BEGIN Task input
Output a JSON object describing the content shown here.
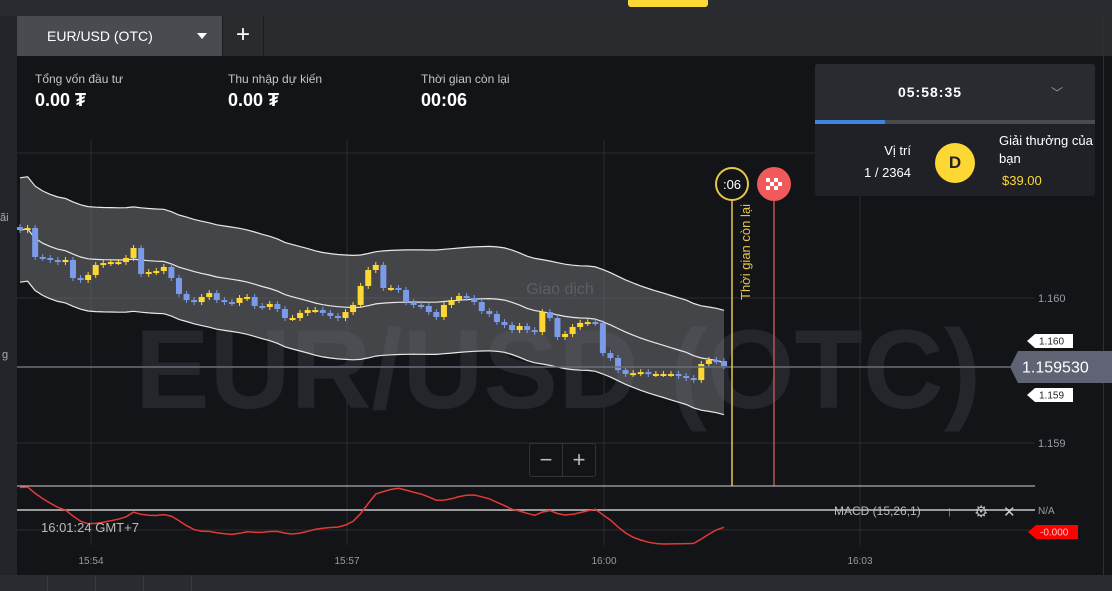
{
  "tab": {
    "asset": "EUR/USD (OTC)",
    "add_label": "+"
  },
  "left_edge": {
    "label1": "ãi",
    "label2": "g"
  },
  "stats": [
    {
      "label": "Tổng vốn đầu tư",
      "value": "0.00 ₮"
    },
    {
      "label": "Thu nhập dự kiến",
      "value": "0.00 ₮"
    },
    {
      "label": "Thời gian còn lại",
      "value": "00:06"
    }
  ],
  "tournament": {
    "timer": "05:58:35",
    "progress_percent": 25,
    "position_label": "Vị trí",
    "position_value": "1 / 2364",
    "avatar_letter": "D",
    "prize_label": "Giải thưởng của bạn",
    "prize_value": "$39.00"
  },
  "chart": {
    "watermark": "EUR/USD (OTC)",
    "trade_label": "Giao dịch",
    "timer_badge": ":06",
    "timer_vertical": "Thời gian còn lại",
    "current_price": "1.159530",
    "price_ticks": [
      "1.160",
      "1.159"
    ],
    "price_tags": {
      "upper": "1.160",
      "lower": "1.159"
    },
    "time_ticks": [
      "15:54",
      "15:57",
      "16:00",
      "16:03"
    ],
    "clock": "16:01:24 GMT+7",
    "zoom_out": "−",
    "zoom_in": "+",
    "macd_label": "MACD (15,26,1)",
    "macd_na": "N/A",
    "macd_value": "-0.000",
    "colors": {
      "up": "#fdd835",
      "down": "#7b9be8",
      "macd": "#e53935",
      "timer": "#e8c547",
      "finish": "#f05a5a"
    },
    "closes": [
      1.160469,
      1.160483,
      1.160283,
      1.160276,
      1.160262,
      1.160248,
      1.160262,
      1.160138,
      1.160124,
      1.160159,
      1.160228,
      1.160241,
      1.160248,
      1.160248,
      1.160276,
      1.160345,
      1.160166,
      1.160179,
      1.160186,
      1.160214,
      1.160138,
      1.160028,
      1.159986,
      1.159972,
      1.160007,
      1.160034,
      1.159986,
      1.159972,
      1.159966,
      1.16,
      1.160007,
      1.159945,
      1.159938,
      1.159959,
      1.159924,
      1.159862,
      1.159862,
      1.159897,
      1.159917,
      1.159917,
      1.159897,
      1.159876,
      1.159862,
      1.159903,
      1.159952,
      1.160083,
      1.160193,
      1.160228,
      1.160069,
      1.160069,
      1.160055,
      1.159972,
      1.159952,
      1.159945,
      1.159903,
      1.159869,
      1.159952,
      1.159986,
      1.160014,
      1.16,
      1.159972,
      1.15991,
      1.15989,
      1.159834,
      1.159814,
      1.159779,
      1.159807,
      1.159779,
      1.159765,
      1.159903,
      1.159862,
      1.159731,
      1.159752,
      1.1598,
      1.159828,
      1.159834,
      1.159828,
      1.15962,
      1.159586,
      1.159503,
      1.159476,
      1.159482,
      1.159489,
      1.159476,
      1.159476,
      1.159476,
      1.159476,
      1.159462,
      1.159448,
      1.159434,
      1.159545,
      1.159572,
      1.159565,
      1.15953
    ]
  }
}
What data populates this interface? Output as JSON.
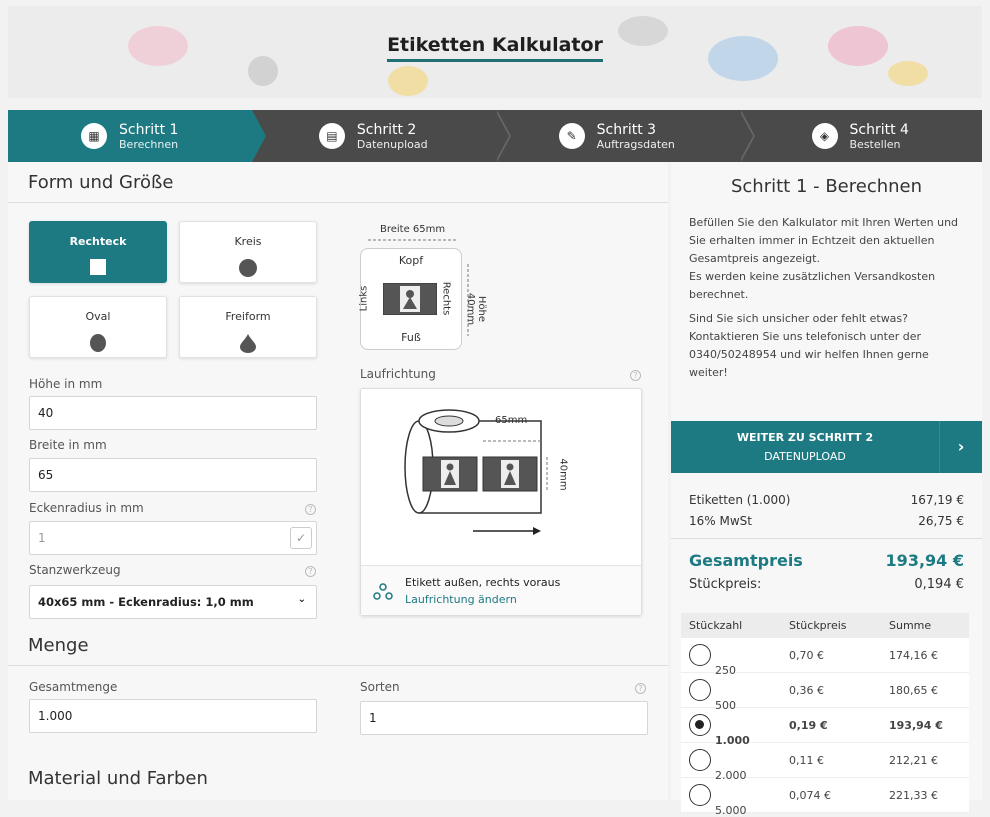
{
  "header": {
    "title": "Etiketten Kalkulator"
  },
  "steps": [
    {
      "title": "Schritt 1",
      "subtitle": "Berechnen",
      "icon": "calculator-icon"
    },
    {
      "title": "Schritt 2",
      "subtitle": "Datenupload",
      "icon": "file-icon"
    },
    {
      "title": "Schritt 3",
      "subtitle": "Auftragsdaten",
      "icon": "document-edit-icon"
    },
    {
      "title": "Schritt 4",
      "subtitle": "Bestellen",
      "icon": "box-icon"
    }
  ],
  "form": {
    "section_title": "Form und Größe",
    "shapes": {
      "rect": "Rechteck",
      "circle": "Kreis",
      "oval": "Oval",
      "free": "Freiform"
    },
    "height_label": "Höhe in mm",
    "height_value": "40",
    "width_label": "Breite in mm",
    "width_value": "65",
    "radius_label": "Eckenradius in mm",
    "radius_value": "1",
    "tool_label": "Stanzwerkzeug",
    "tool_value": "40x65 mm - Eckenradius: 1,0 mm",
    "preview": {
      "width": "Breite 65mm",
      "top": "Kopf",
      "bottom": "Fuß",
      "left": "Links",
      "right": "Rechts",
      "height": "Höhe 40mm"
    },
    "direction_label": "Laufrichtung",
    "roll_width": "65mm",
    "roll_height": "40mm",
    "direction_text": "Etikett außen, rechts voraus",
    "direction_link": "Laufrichtung ändern"
  },
  "quantity": {
    "section_title": "Menge",
    "total_label": "Gesamtmenge",
    "total_value": "1.000",
    "sorts_label": "Sorten",
    "sorts_value": "1"
  },
  "material": {
    "section_title": "Material und Farben"
  },
  "summary": {
    "title": "Schritt 1 - Berechnen",
    "p1": "Befüllen Sie den Kalkulator mit Ihren Werten und Sie erhalten immer in Echtzeit den aktuellen Gesamtpreis angezeigt.",
    "p2": "Es werden keine zusätzlichen Versandkosten berechnet.",
    "p3": "Sind Sie sich unsicher oder fehlt etwas? Kontaktieren Sie uns telefonisch unter der 0340/50248954 und wir helfen Ihnen gerne weiter!",
    "cta_line1": "WEITER ZU SCHRITT 2",
    "cta_line2": "DATENUPLOAD",
    "cta_arrow": "›",
    "labels_label": "Etiketten (1.000)",
    "labels_value": "167,19 €",
    "vat_label": "16% MwSt",
    "vat_value": "26,75 €",
    "total_label": "Gesamtpreis",
    "total_value": "193,94 €",
    "unit_label": "Stückpreis:",
    "unit_value": "0,194 €"
  },
  "table": {
    "headers": [
      "Stückzahl",
      "Stückpreis",
      "Summe"
    ],
    "rows": [
      {
        "qty": "250",
        "unit": "0,70 €",
        "sum": "174,16 €",
        "selected": false
      },
      {
        "qty": "500",
        "unit": "0,36 €",
        "sum": "180,65 €",
        "selected": false
      },
      {
        "qty": "1.000",
        "unit": "0,19 €",
        "sum": "193,94 €",
        "selected": true
      },
      {
        "qty": "2.000",
        "unit": "0,11 €",
        "sum": "212,21 €",
        "selected": false
      },
      {
        "qty": "5.000",
        "unit": "0,074 €",
        "sum": "221,33 €",
        "selected": false
      }
    ]
  },
  "colors": {
    "accent": "#1d7a82",
    "dark_step": "#4a4a4a"
  }
}
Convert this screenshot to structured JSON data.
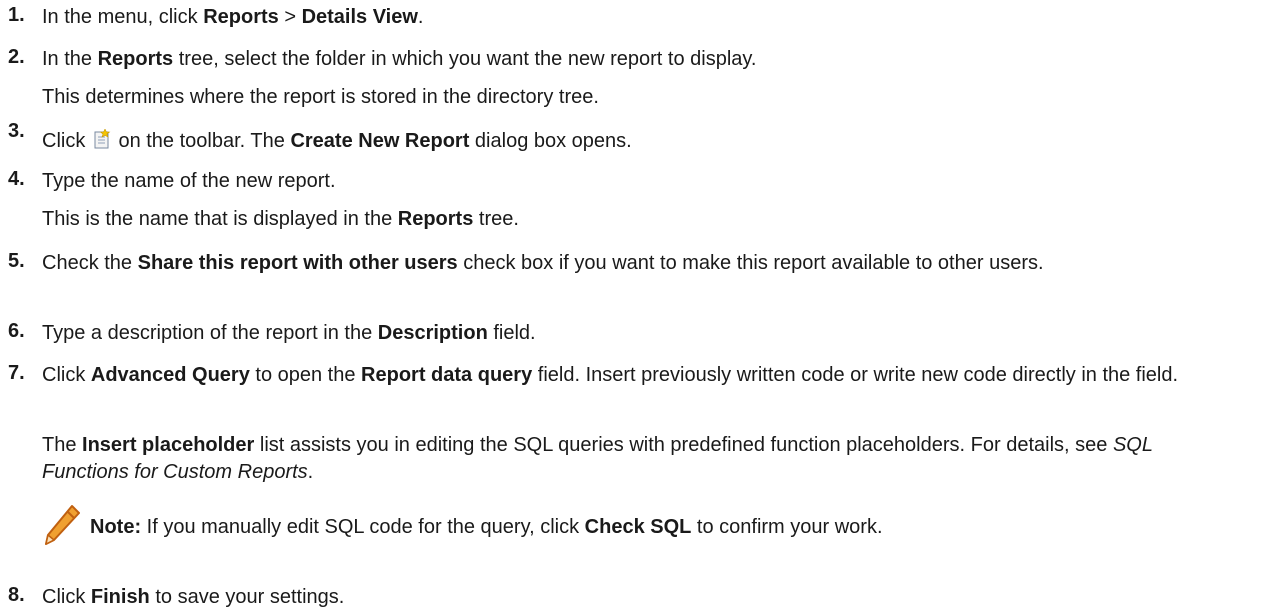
{
  "steps": [
    {
      "number": "1.",
      "parts": [
        "In the menu, click ",
        "Reports",
        " > ",
        "Details View",
        "."
      ]
    },
    {
      "number": "2.",
      "parts": [
        "In the ",
        "Reports",
        " tree, select the folder in which you want the new report to display."
      ],
      "sub": "This determines where the report is stored in the directory tree."
    },
    {
      "number": "3.",
      "parts": [
        "Click ",
        " on the toolbar. The ",
        "Create New Report",
        " dialog box opens."
      ],
      "icon": "new-report-icon"
    },
    {
      "number": "4.",
      "parts": [
        "Type the name of the new report."
      ],
      "sub_parts": [
        "This is the name that is displayed in the ",
        "Reports",
        " tree."
      ]
    },
    {
      "number": "5.",
      "parts": [
        "Check the ",
        "Share this report with other users",
        " check box if you want to make this report available to other users."
      ]
    },
    {
      "number": "6.",
      "parts": [
        "Type a description of the report in the ",
        "Description",
        " field."
      ]
    },
    {
      "number": "7.",
      "parts": [
        "Click ",
        "Advanced Query",
        " to open the ",
        "Report data query",
        " field. Insert previously written code or write new code directly in the field."
      ],
      "sub_parts": [
        "The ",
        "Insert placeholder",
        " list assists you in editing the SQL queries with predefined function placeholders. For details, see ",
        "SQL Functions for Custom Reports",
        "."
      ],
      "note": {
        "icon": "pencil-icon",
        "label": "Note:",
        "parts": [
          " If you manually edit SQL code for the query, click ",
          "Check SQL",
          " to confirm your work."
        ]
      }
    },
    {
      "number": "8.",
      "parts": [
        "Click ",
        "Finish",
        " to save your settings."
      ]
    }
  ],
  "colors": {
    "text": "#1a1a1a",
    "pencil_body": "#f0a030",
    "pencil_outline": "#c06010"
  }
}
END Task input
- Exercise details:
Work out how many lines of the data above contain the string "your" and give the number alone.

- The output:
2